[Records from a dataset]
##############################

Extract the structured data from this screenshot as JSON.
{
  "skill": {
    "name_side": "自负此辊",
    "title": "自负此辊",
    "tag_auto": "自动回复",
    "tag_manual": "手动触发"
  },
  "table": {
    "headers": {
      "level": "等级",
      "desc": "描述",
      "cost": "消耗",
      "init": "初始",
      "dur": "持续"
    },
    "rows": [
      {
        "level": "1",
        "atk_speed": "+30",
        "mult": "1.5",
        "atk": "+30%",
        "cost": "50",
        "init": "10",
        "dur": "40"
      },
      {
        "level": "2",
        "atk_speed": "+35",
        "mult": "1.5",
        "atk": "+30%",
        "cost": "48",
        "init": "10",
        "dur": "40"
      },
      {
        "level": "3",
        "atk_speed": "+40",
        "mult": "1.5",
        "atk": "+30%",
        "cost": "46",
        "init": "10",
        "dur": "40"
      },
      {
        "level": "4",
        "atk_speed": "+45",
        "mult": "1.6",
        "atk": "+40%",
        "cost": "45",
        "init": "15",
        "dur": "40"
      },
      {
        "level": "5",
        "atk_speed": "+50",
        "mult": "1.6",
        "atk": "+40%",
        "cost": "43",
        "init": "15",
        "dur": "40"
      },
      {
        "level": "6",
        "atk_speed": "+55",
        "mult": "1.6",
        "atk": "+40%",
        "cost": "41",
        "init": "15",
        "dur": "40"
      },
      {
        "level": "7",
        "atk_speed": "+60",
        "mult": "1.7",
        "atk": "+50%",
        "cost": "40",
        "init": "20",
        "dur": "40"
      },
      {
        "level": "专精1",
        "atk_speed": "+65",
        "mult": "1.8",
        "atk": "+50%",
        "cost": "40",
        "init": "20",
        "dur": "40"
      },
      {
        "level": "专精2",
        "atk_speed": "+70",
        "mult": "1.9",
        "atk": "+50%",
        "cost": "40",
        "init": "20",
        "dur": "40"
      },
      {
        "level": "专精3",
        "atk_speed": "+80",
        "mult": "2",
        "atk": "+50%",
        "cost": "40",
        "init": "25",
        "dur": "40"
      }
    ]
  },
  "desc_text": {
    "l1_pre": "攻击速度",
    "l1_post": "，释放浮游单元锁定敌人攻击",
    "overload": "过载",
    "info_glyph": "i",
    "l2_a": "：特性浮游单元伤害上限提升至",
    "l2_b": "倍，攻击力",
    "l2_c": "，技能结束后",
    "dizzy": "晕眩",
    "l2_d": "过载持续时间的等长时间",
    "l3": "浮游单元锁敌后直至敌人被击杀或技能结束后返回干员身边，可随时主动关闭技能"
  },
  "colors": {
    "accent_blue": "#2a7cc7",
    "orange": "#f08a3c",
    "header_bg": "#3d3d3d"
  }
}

##############################

→ **Challenge**
Look above for every line with the word "level" and copy it.

→ **Finished answer**
      "level": "等级",
        "level": "1",
        "level": "2",
        "level": "3",
        "level": "4",
        "level": "5",
        "level": "6",
        "level": "7",
        "level": "专精1",
        "level": "专精2",
        "level": "专精3",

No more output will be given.